▸ **PROBLEM DESCRIPTION**: List all lines of the data containing the word "this".

▸ **SOURCE MATERIAL**:
— Start —

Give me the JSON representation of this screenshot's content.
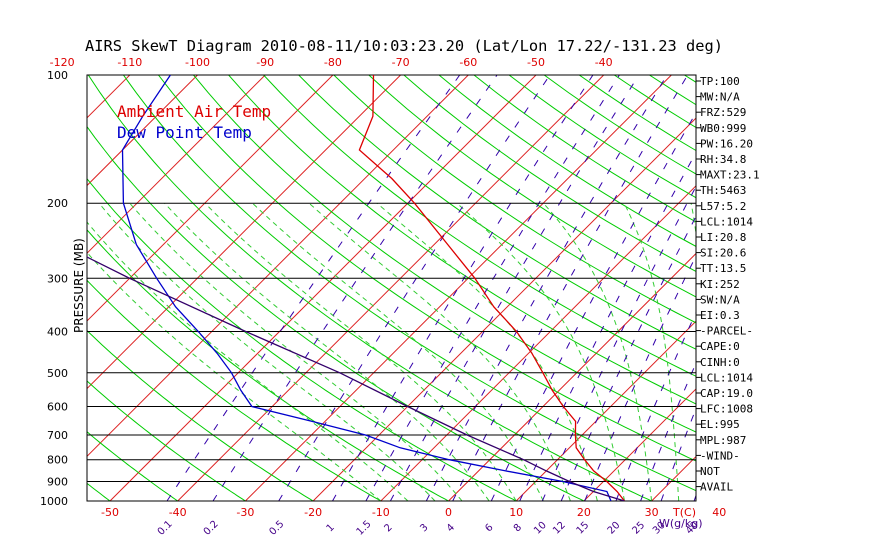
{
  "chart_data": {
    "type": "line",
    "title": "AIRS SkewT Diagram 2010-08-11/10:03:23.20 (Lat/Lon 17.22/-131.23 deg)",
    "ylabel": "PRESSURE (MB)",
    "xlabel_right": "T(C)",
    "w_axis_label": "W(g/kg)",
    "y_scale": "log",
    "ylim": [
      1000,
      100
    ],
    "legend": {
      "placement": "top-left",
      "entries": [
        "Ambient Air Temp",
        "Dew Point Temp"
      ]
    },
    "pressure_ticks": [
      "100",
      "200",
      "300",
      "400",
      "500",
      "600",
      "700",
      "800",
      "900",
      "1000"
    ],
    "top_temp_ticks": [
      "-120",
      "-110",
      "-100",
      "-90",
      "-80",
      "-70",
      "-60",
      "-50",
      "-40"
    ],
    "bottom_temp_ticks": [
      "-50",
      "-40",
      "-30",
      "-20",
      "-10",
      "0",
      "10",
      "20",
      "30",
      "40"
    ],
    "mixing_ratio_ticks": [
      "0.1",
      "0.2",
      "0.5",
      "1",
      "1.5",
      "2",
      "3",
      "4",
      "6",
      "8",
      "10",
      "12",
      "15",
      "20",
      "25",
      "30",
      "40"
    ],
    "series": [
      {
        "name": "Ambient Air Temp",
        "color": "#dd0000",
        "points": [
          {
            "p": 1000,
            "t": 26.0
          },
          {
            "p": 950,
            "t": 23.5
          },
          {
            "p": 900,
            "t": 20.5
          },
          {
            "p": 850,
            "t": 17.0
          },
          {
            "p": 800,
            "t": 14.0
          },
          {
            "p": 750,
            "t": 11.0
          },
          {
            "p": 700,
            "t": 9.0
          },
          {
            "p": 650,
            "t": 7.0
          },
          {
            "p": 600,
            "t": 3.0
          },
          {
            "p": 550,
            "t": -1.0
          },
          {
            "p": 500,
            "t": -5.0
          },
          {
            "p": 450,
            "t": -9.5
          },
          {
            "p": 400,
            "t": -15.0
          },
          {
            "p": 350,
            "t": -22.0
          },
          {
            "p": 300,
            "t": -29.0
          },
          {
            "p": 250,
            "t": -38.0
          },
          {
            "p": 200,
            "t": -49.0
          },
          {
            "p": 175,
            "t": -56.0
          },
          {
            "p": 150,
            "t": -65.0
          },
          {
            "p": 125,
            "t": -68.0
          },
          {
            "p": 100,
            "t": -74.0
          }
        ]
      },
      {
        "name": "Dew Point Temp",
        "color": "#0000cc",
        "points": [
          {
            "p": 1000,
            "t": 24.0
          },
          {
            "p": 950,
            "t": 22.0
          },
          {
            "p": 900,
            "t": 14.0
          },
          {
            "p": 850,
            "t": 4.0
          },
          {
            "p": 800,
            "t": -6.0
          },
          {
            "p": 750,
            "t": -15.0
          },
          {
            "p": 700,
            "t": -22.0
          },
          {
            "p": 650,
            "t": -32.0
          },
          {
            "p": 600,
            "t": -43.0
          },
          {
            "p": 550,
            "t": -47.0
          },
          {
            "p": 500,
            "t": -51.0
          },
          {
            "p": 450,
            "t": -56.0
          },
          {
            "p": 400,
            "t": -62.0
          },
          {
            "p": 350,
            "t": -69.0
          },
          {
            "p": 300,
            "t": -76.0
          },
          {
            "p": 250,
            "t": -84.0
          },
          {
            "p": 200,
            "t": -92.0
          },
          {
            "p": 150,
            "t": -100.0
          },
          {
            "p": 125,
            "t": -102.0
          },
          {
            "p": 100,
            "t": -104.0
          }
        ]
      },
      {
        "name": "",
        "color": "#33006a",
        "points": [
          {
            "p": 1000,
            "t": 26.0
          },
          {
            "p": 950,
            "t": 20.0
          },
          {
            "p": 900,
            "t": 15.0
          },
          {
            "p": 850,
            "t": 10.0
          },
          {
            "p": 800,
            "t": 5.0
          },
          {
            "p": 700,
            "t": -7.0
          },
          {
            "p": 600,
            "t": -20.0
          },
          {
            "p": 500,
            "t": -35.0
          },
          {
            "p": 400,
            "t": -55.0
          },
          {
            "p": 300,
            "t": -80.0
          },
          {
            "p": 250,
            "t": -95.0
          },
          {
            "p": 200,
            "t": -110.0
          },
          {
            "p": 150,
            "t": -126.0
          },
          {
            "p": 100,
            "t": -146.0
          }
        ]
      }
    ]
  },
  "indices": [
    "TP:100",
    "MW:N/A",
    "FRZ:529",
    "WB0:999",
    "PW:16.20",
    "RH:34.8",
    "MAXT:23.1",
    "TH:5463",
    "L57:5.2",
    "LCL:1014",
    "LI:20.8",
    "SI:20.6",
    "TT:13.5",
    "KI:252",
    "SW:N/A",
    "EI:0.3",
    "-PARCEL-",
    "CAPE:0",
    "CINH:0",
    "LCL:1014",
    "CAP:19.0",
    "LFC:1008",
    "EL:995",
    "MPL:987",
    "-WIND-",
    "NOT",
    "AVAIL"
  ],
  "colors": {
    "isotherm": "#dd2222",
    "dry_adiabat": "#00cc00",
    "moist_adiabat": "#33cc33",
    "mixing_ratio": "#3300aa",
    "isobar": "#000000",
    "temp_tick": "#dd0000",
    "mixing_tick": "#440088"
  }
}
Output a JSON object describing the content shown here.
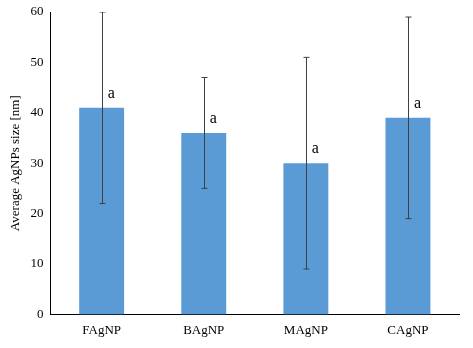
{
  "chart_data": {
    "type": "bar",
    "y_label": "Average AgNPs size [nm]",
    "categories": [
      "FAgNP",
      "BAgNP",
      "MAgNP",
      "CAgNP"
    ],
    "values": [
      41,
      36,
      30,
      39
    ],
    "error": [
      19,
      11,
      21,
      20
    ],
    "annotations": [
      "a",
      "a",
      "a",
      "a"
    ],
    "color": "#5b9bd5",
    "ylim": [
      0,
      60
    ],
    "yticks": [
      0,
      10,
      20,
      30,
      40,
      50,
      60
    ],
    "grid": false
  }
}
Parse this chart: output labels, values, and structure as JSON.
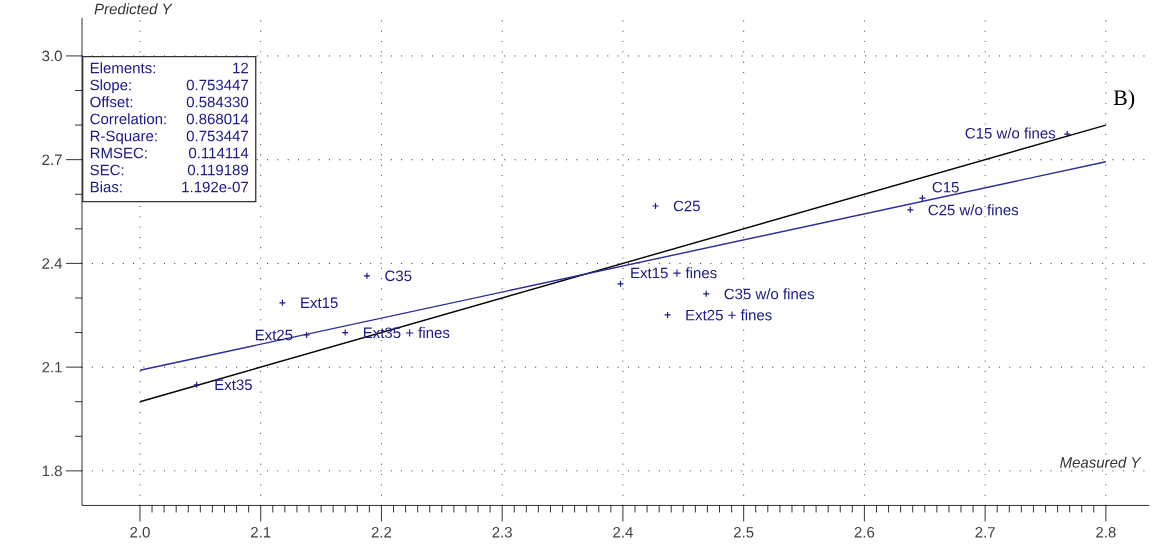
{
  "chart_data": {
    "type": "scatter",
    "xlabel": "Measured Y",
    "ylabel": "Predicted Y",
    "xlim": [
      1.952,
      2.836
    ],
    "ylim": [
      1.7,
      3.11
    ],
    "xticks": [
      {
        "value": 2.0,
        "label": "2.0"
      },
      {
        "value": 2.1,
        "label": "2.1"
      },
      {
        "value": 2.2,
        "label": "2.2"
      },
      {
        "value": 2.3,
        "label": "2.3"
      },
      {
        "value": 2.4,
        "label": "2.4"
      },
      {
        "value": 2.5,
        "label": "2.5"
      },
      {
        "value": 2.6,
        "label": "2.6"
      },
      {
        "value": 2.7,
        "label": "2.7"
      },
      {
        "value": 2.8,
        "label": "2.8"
      }
    ],
    "yticks": [
      {
        "value": 1.8,
        "label": "1.8"
      },
      {
        "value": 2.1,
        "label": "2.1"
      },
      {
        "value": 2.4,
        "label": "2.4"
      },
      {
        "value": 2.7,
        "label": "2.7"
      },
      {
        "value": 3.0,
        "label": "3.0"
      }
    ],
    "grid": true,
    "series": [
      {
        "marker": "cross",
        "color": "#1c1c8a",
        "x": [
          2.188,
          2.118,
          2.138,
          2.17,
          2.047,
          2.427,
          2.398,
          2.469,
          2.437,
          2.768,
          2.648,
          2.638
        ],
        "values": [
          2.364,
          2.286,
          2.193,
          2.2,
          2.049,
          2.566,
          2.341,
          2.312,
          2.251,
          2.774,
          2.589,
          2.555
        ]
      },
      {
        "type": "line",
        "marker": "none",
        "color": "#000000",
        "x": [
          2.0,
          2.8
        ],
        "values": [
          2.0,
          2.8
        ]
      },
      {
        "type": "line",
        "marker": "none",
        "color": "#2b2b9b",
        "x": [
          2.0,
          2.8
        ],
        "values": [
          2.091,
          2.694
        ]
      }
    ],
    "annotations": [
      "Elements:",
      "12",
      "Slope:",
      "0.753447",
      "Offset:",
      "0.584330",
      "Correlation:",
      "0.868014",
      "R-Square:",
      "0.753447",
      "RMSEC:",
      "0.114114",
      "SEC:",
      "0.119189",
      "Bias:",
      "1.192e-07",
      "B)",
      {
        "text": "C35",
        "x": 2.188,
        "y": 2.364
      },
      {
        "text": "Ext15",
        "x": 2.118,
        "y": 2.286
      },
      {
        "text": "Ext25",
        "x": 2.138,
        "y": 2.193
      },
      {
        "text": "Ext35 + fines",
        "x": 2.17,
        "y": 2.2
      },
      {
        "text": "Ext35",
        "x": 2.047,
        "y": 2.049
      },
      {
        "text": "C25",
        "x": 2.427,
        "y": 2.566
      },
      {
        "text": "Ext15 + fines",
        "x": 2.398,
        "y": 2.341
      },
      {
        "text": "C35 w/o fines",
        "x": 2.469,
        "y": 2.312
      },
      {
        "text": "Ext25 + fines",
        "x": 2.437,
        "y": 2.251
      },
      {
        "text": "C15 w/o fines",
        "x": 2.768,
        "y": 2.774
      },
      {
        "text": "C15",
        "x": 2.648,
        "y": 2.589
      },
      {
        "text": "C25 w/o fines",
        "x": 2.638,
        "y": 2.555
      }
    ]
  }
}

— End —

▸ **EXPECTED OUTPUT**:
Give me the JSON representation of this screenshot's content.
Parse this chart: output labels, values, and structure as JSON.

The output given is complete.